▶ _OBJECTIVE_
The entries below should be output exactly as written.

▶ _RECORDS TO PROCESS_
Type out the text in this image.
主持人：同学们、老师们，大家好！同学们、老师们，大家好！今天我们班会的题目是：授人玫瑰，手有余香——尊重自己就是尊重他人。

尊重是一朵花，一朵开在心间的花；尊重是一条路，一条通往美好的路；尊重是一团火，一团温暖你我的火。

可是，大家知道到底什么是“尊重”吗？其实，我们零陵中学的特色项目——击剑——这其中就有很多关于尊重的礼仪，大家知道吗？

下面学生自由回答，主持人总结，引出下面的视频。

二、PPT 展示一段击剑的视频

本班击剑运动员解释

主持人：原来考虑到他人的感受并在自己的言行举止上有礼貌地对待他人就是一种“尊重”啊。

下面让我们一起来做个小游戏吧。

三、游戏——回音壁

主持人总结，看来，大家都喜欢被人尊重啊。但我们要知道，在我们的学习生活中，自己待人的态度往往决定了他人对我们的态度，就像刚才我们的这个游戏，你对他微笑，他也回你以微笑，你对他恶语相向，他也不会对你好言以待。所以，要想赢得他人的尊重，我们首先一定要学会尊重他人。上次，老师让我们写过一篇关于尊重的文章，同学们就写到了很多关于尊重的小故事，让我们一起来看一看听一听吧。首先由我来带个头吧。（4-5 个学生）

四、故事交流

▶ _RESPONSE_
Type out the text in this image.
主持人：同学们、老师们，大家好！同学们、老师们，大家好！今天我们班会的题目是：授人玫瑰，手有余香——尊重自己就是尊重他人。

尊重是一朵花，一朵开在心间的花；尊重是一条路，一条通往美好的路；尊重是一团火，一团温暖你我的火。

可是，大家知道到底什么是“尊重”吗？其实，我们零陵中学的特色项目——击剑——这其中就有很多关于尊重的礼仪，大家知道吗？

下面学生自由回答，主持人总结，引出下面的视频。

二、PPT 展示一段击剑的视频

本班击剑运动员解释

主持人：原来考虑到他人的感受并在自己的言行举止上有礼貌地对待他人就是一种“尊重”啊。

下面让我们一起来做个小游戏吧。

三、游戏——回音壁

主持人总结，看来，大家都喜欢被人尊重啊。但我们要知道，在我们的学习生活中，自己待人的态度往往决定了他人对我们的态度，就像刚才我们的这个游戏，你对他微笑，他也回你以微笑，你对他恶语相向，他也不会对你好言以待。所以，要想赢得他人的尊重，我们首先一定要学会尊重他人。上次，老师让我们写过一篇关于尊重的文章，同学们就写到了很多关于尊重的小故事，让我们一起来看一看听一听吧。首先由我来带个头吧。（4-5 个学生）

四、故事交流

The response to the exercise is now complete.